- [Problem requirements] Transcribe each line of the material as it is, and drop any picture.

+++

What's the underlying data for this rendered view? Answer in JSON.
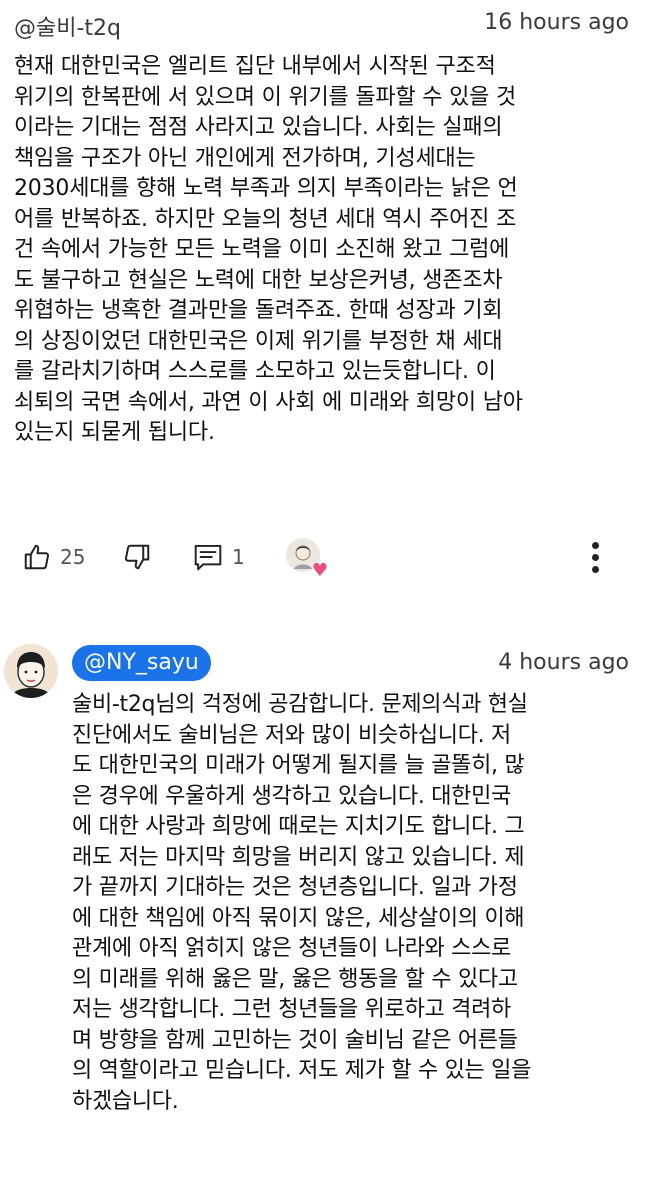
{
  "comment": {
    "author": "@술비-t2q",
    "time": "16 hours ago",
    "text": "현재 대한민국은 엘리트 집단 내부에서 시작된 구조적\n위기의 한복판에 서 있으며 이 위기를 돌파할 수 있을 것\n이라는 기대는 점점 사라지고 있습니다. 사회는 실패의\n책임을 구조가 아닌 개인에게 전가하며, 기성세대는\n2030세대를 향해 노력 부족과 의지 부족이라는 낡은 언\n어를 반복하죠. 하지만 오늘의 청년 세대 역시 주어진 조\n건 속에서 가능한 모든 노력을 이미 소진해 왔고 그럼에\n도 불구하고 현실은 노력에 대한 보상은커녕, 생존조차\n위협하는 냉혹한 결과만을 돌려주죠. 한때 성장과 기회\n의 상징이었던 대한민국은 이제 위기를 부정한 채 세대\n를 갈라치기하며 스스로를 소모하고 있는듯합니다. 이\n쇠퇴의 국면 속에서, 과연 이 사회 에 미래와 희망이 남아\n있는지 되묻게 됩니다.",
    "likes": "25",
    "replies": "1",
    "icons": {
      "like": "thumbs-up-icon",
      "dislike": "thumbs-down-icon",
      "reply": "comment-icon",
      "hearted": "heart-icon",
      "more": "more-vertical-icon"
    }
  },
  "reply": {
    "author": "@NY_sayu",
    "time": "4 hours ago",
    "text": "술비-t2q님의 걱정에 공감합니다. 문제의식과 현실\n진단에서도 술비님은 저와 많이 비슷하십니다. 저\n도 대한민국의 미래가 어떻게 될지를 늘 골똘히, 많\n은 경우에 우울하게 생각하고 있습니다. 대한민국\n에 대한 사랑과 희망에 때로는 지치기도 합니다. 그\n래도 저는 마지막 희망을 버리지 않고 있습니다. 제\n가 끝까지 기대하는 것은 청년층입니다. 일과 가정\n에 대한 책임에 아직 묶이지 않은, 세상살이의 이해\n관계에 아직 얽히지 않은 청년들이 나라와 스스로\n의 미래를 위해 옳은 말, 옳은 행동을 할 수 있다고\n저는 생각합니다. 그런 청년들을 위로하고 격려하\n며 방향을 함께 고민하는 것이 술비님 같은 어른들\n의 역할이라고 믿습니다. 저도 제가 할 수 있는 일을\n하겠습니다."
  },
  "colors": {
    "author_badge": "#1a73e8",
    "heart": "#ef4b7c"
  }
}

+++

- [Result for this exercise]
What's the underlying data for this rendered view? Answer in JSON.
{
  "comment": {
    "author": "@술비-t2q",
    "time": "16 hours ago",
    "text": "현재 대한민국은 엘리트 집단 내부에서 시작된 구조적\n위기의 한복판에 서 있으며 이 위기를 돌파할 수 있을 것\n이라는 기대는 점점 사라지고 있습니다. 사회는 실패의\n책임을 구조가 아닌 개인에게 전가하며, 기성세대는\n2030세대를 향해 노력 부족과 의지 부족이라는 낡은 언\n어를 반복하죠. 하지만 오늘의 청년 세대 역시 주어진 조\n건 속에서 가능한 모든 노력을 이미 소진해 왔고 그럼에\n도 불구하고 현실은 노력에 대한 보상은커녕, 생존조차\n위협하는 냉혹한 결과만을 돌려주죠. 한때 성장과 기회\n의 상징이었던 대한민국은 이제 위기를 부정한 채 세대\n를 갈라치기하며 스스로를 소모하고 있는듯합니다. 이\n쇠퇴의 국면 속에서, 과연 이 사회 에 미래와 희망이 남아\n있는지 되묻게 됩니다.",
    "likes": "25",
    "replies": "1",
    "icons": {
      "like": "thumbs-up-icon",
      "dislike": "thumbs-down-icon",
      "reply": "comment-icon",
      "hearted": "heart-icon",
      "more": "more-vertical-icon"
    }
  },
  "reply": {
    "author": "@NY_sayu",
    "time": "4 hours ago",
    "text": "술비-t2q님의 걱정에 공감합니다. 문제의식과 현실\n진단에서도 술비님은 저와 많이 비슷하십니다. 저\n도 대한민국의 미래가 어떻게 될지를 늘 골똘히, 많\n은 경우에 우울하게 생각하고 있습니다. 대한민국\n에 대한 사랑과 희망에 때로는 지치기도 합니다. 그\n래도 저는 마지막 희망을 버리지 않고 있습니다. 제\n가 끝까지 기대하는 것은 청년층입니다. 일과 가정\n에 대한 책임에 아직 묶이지 않은, 세상살이의 이해\n관계에 아직 얽히지 않은 청년들이 나라와 스스로\n의 미래를 위해 옳은 말, 옳은 행동을 할 수 있다고\n저는 생각합니다. 그런 청년들을 위로하고 격려하\n며 방향을 함께 고민하는 것이 술비님 같은 어른들\n의 역할이라고 믿습니다. 저도 제가 할 수 있는 일을\n하겠습니다."
  },
  "colors": {
    "author_badge": "#1a73e8",
    "heart": "#ef4b7c"
  }
}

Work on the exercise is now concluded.